WORK REQUIRED. Extract every record, exactly as written, and ignore the pictures.

>> Start MATERIAL FOR THE TASK

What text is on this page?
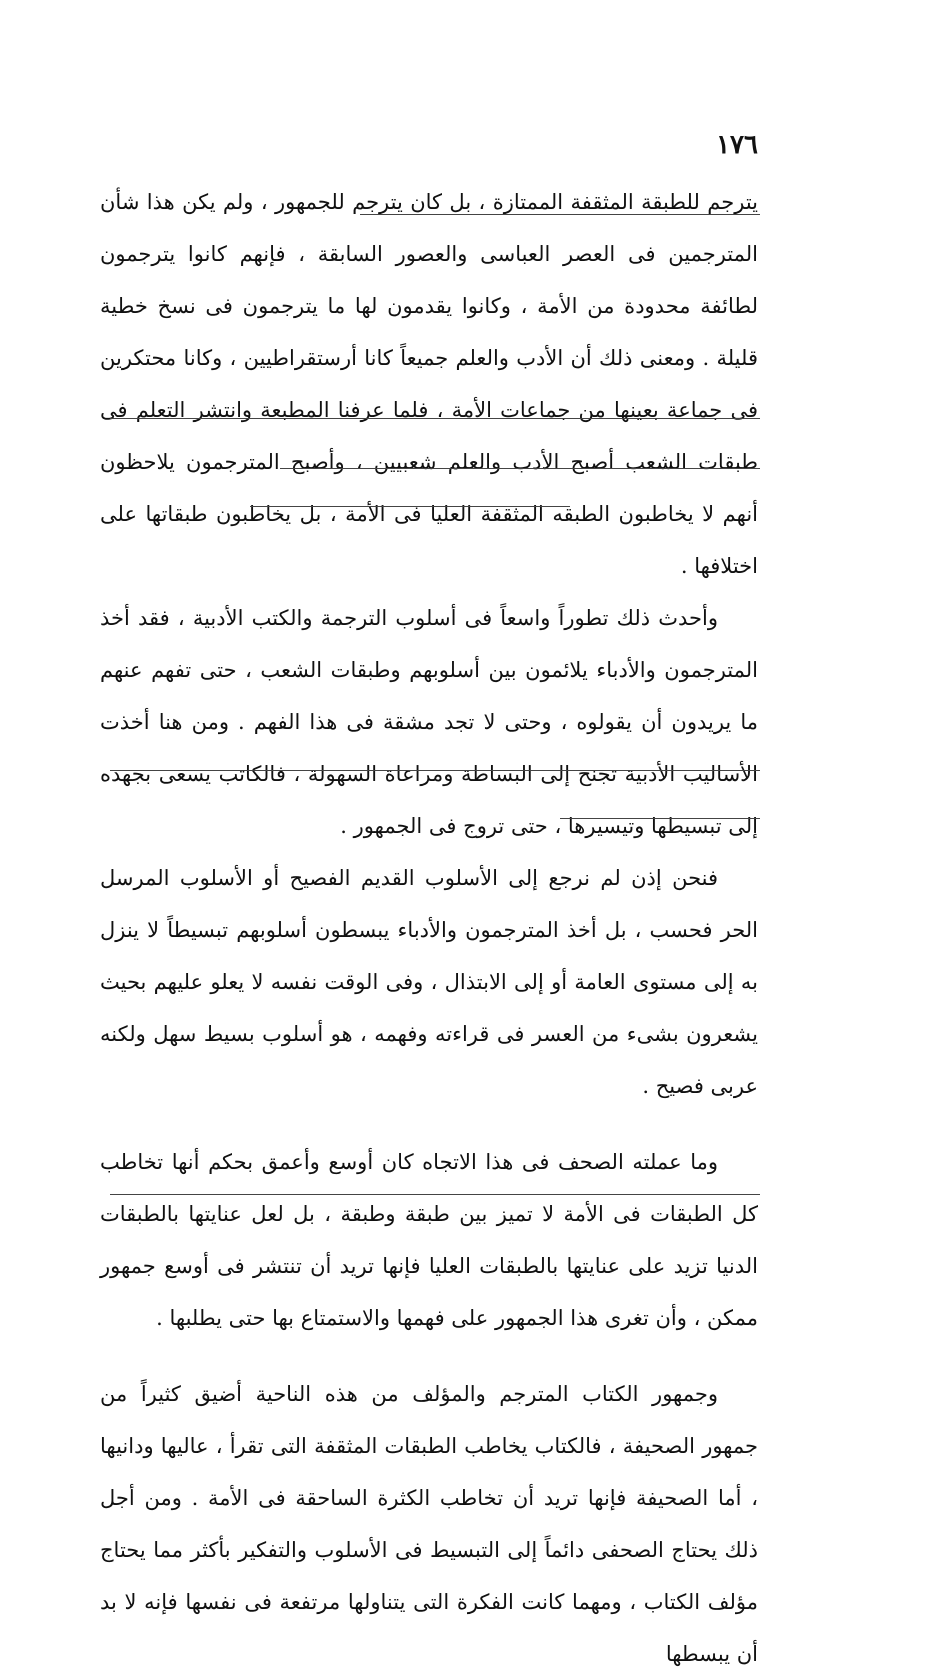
١٧٦

يترجم للطبقة المثقفة الممتازة ، بل كان يترجم للجمهور ، ولم يكن هذا شأن المترجمين فى العصر العباسى والعصور السابقة ، فإنهم كانوا يترجمون لطائفة محدودة من الأمة ، وكانوا يقدمون لها ما يترجمون فى نسخ خطية قليلة . ومعنى ذلك أن الأدب والعلم جميعاً كانا أرستقراطيين ، وكانا محتكرين فى جماعة بعينها من جماعات الأمة ، فلما عرفنا المطبعة وانتشر التعلم فى طبقات الشعب أصبح الأدب والعلم شعبيين ، وأصبح المترجمون يلاحظون أنهم لا يخاطبون الطبقه المثقفة العليا فى الأمة ، بل يخاطبون طبقاتها على اختلافها .

وأحدث ذلك تطوراً واسعاً فى أسلوب الترجمة والكتب الأدبية ، فقد أخذ المترجمون والأدباء يلائمون بين أسلوبهم وطبقات الشعب ، حتى تفهم عنهم ما يريدون أن يقولوه ، وحتى لا تجد مشقة فى هذا الفهم . ومن هنا أخذت الأساليب الأدبية تجنح إلى البساطة ومراعاة السهولة ، فالكاتب يسعى بجهده إلى تبسيطها وتيسيرها ، حتى تروج فى الجمهور .

فنحن إذن لم نرجع إلى الأسلوب القديم الفصيح أو الأسلوب المرسل الحر فحسب ، بل أخذ المترجمون والأدباء يبسطون أسلوبهم تبسيطاً لا ينزل به إلى مستوى العامة أو إلى الابتذال ، وفى الوقت نفسه لا يعلو عليهم بحيث يشعرون بشىء من العسر فى قراءته وفهمه ، هو أسلوب بسيط سهل ولكنه عربى فصيح .

وما عملته الصحف فى هذا الاتجاه كان أوسع وأعمق بحكم أنها تخاطب كل الطبقات فى الأمة لا تميز بين طبقة وطبقة ، بل لعل عنايتها بالطبقات الدنيا تزيد على عنايتها بالطبقات العليا فإنها تريد أن تنتشر فى أوسع جمهور ممكن ، وأن تغرى هذا الجمهور على فهمها والاستمتاع بها حتى يطلبها .

وجمهور الكتاب المترجم والمؤلف من هذه الناحية أضيق كثيراً من جمهور الصحيفة ، فالكتاب يخاطب الطبقات المثقفة التى تقرأ ، عاليها ودانيها ، أما الصحيفة فإنها تريد أن تخاطب الكثرة الساحقة فى الأمة . ومن أجل ذلك يحتاج الصحفى دائماً إلى التبسيط فى الأسلوب والتفكير بأكثر مما يحتاج مؤلف الكتاب ، ومهما كانت الفكرة التى يتناولها مرتفعة فى نفسها فإنه لا بد أن يبسطها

>> End MATERIAL FOR THE TASK

OUTPUT BELOW.
What text is on this page?
١٧٦

يترجم للطبقة المثقفة الممتازة ، بل كان يترجم للجمهور ، ولم يكن هذا شأن المترجمين فى العصر العباسى والعصور السابقة ، فإنهم كانوا يترجمون لطائفة محدودة من الأمة ، وكانوا يقدمون لها ما يترجمون فى نسخ خطية قليلة . ومعنى ذلك أن الأدب والعلم جميعاً كانا أرستقراطيين ، وكانا محتكرين فى جماعة بعينها من جماعات الأمة ، فلما عرفنا المطبعة وانتشر التعلم فى طبقات الشعب أصبح الأدب والعلم شعبيين ، وأصبح المترجمون يلاحظون أنهم لا يخاطبون الطبقه المثقفة العليا فى الأمة ، بل يخاطبون طبقاتها على اختلافها .

وأحدث ذلك تطوراً واسعاً فى أسلوب الترجمة والكتب الأدبية ، فقد أخذ المترجمون والأدباء يلائمون بين أسلوبهم وطبقات الشعب ، حتى تفهم عنهم ما يريدون أن يقولوه ، وحتى لا تجد مشقة فى هذا الفهم . ومن هنا أخذت الأساليب الأدبية تجنح إلى البساطة ومراعاة السهولة ، فالكاتب يسعى بجهده إلى تبسيطها وتيسيرها ، حتى تروج فى الجمهور .

فنحن إذن لم نرجع إلى الأسلوب القديم الفصيح أو الأسلوب المرسل الحر فحسب ، بل أخذ المترجمون والأدباء يبسطون أسلوبهم تبسيطاً لا ينزل به إلى مستوى العامة أو إلى الابتذال ، وفى الوقت نفسه لا يعلو عليهم بحيث يشعرون بشىء من العسر فى قراءته وفهمه ، هو أسلوب بسيط سهل ولكنه عربى فصيح .

وما عملته الصحف فى هذا الاتجاه كان أوسع وأعمق بحكم أنها تخاطب كل الطبقات فى الأمة لا تميز بين طبقة وطبقة ، بل لعل عنايتها بالطبقات الدنيا تزيد على عنايتها بالطبقات العليا فإنها تريد أن تنتشر فى أوسع جمهور ممكن ، وأن تغرى هذا الجمهور على فهمها والاستمتاع بها حتى يطلبها .

وجمهور الكتاب المترجم والمؤلف من هذه الناحية أضيق كثيراً من جمهور الصحيفة ، فالكتاب يخاطب الطبقات المثقفة التى تقرأ ، عاليها ودانيها ، أما الصحيفة فإنها تريد أن تخاطب الكثرة الساحقة فى الأمة . ومن أجل ذلك يحتاج الصحفى دائماً إلى التبسيط فى الأسلوب والتفكير بأكثر مما يحتاج مؤلف الكتاب ، ومهما كانت الفكرة التى يتناولها مرتفعة فى نفسها فإنه لا بد أن يبسطها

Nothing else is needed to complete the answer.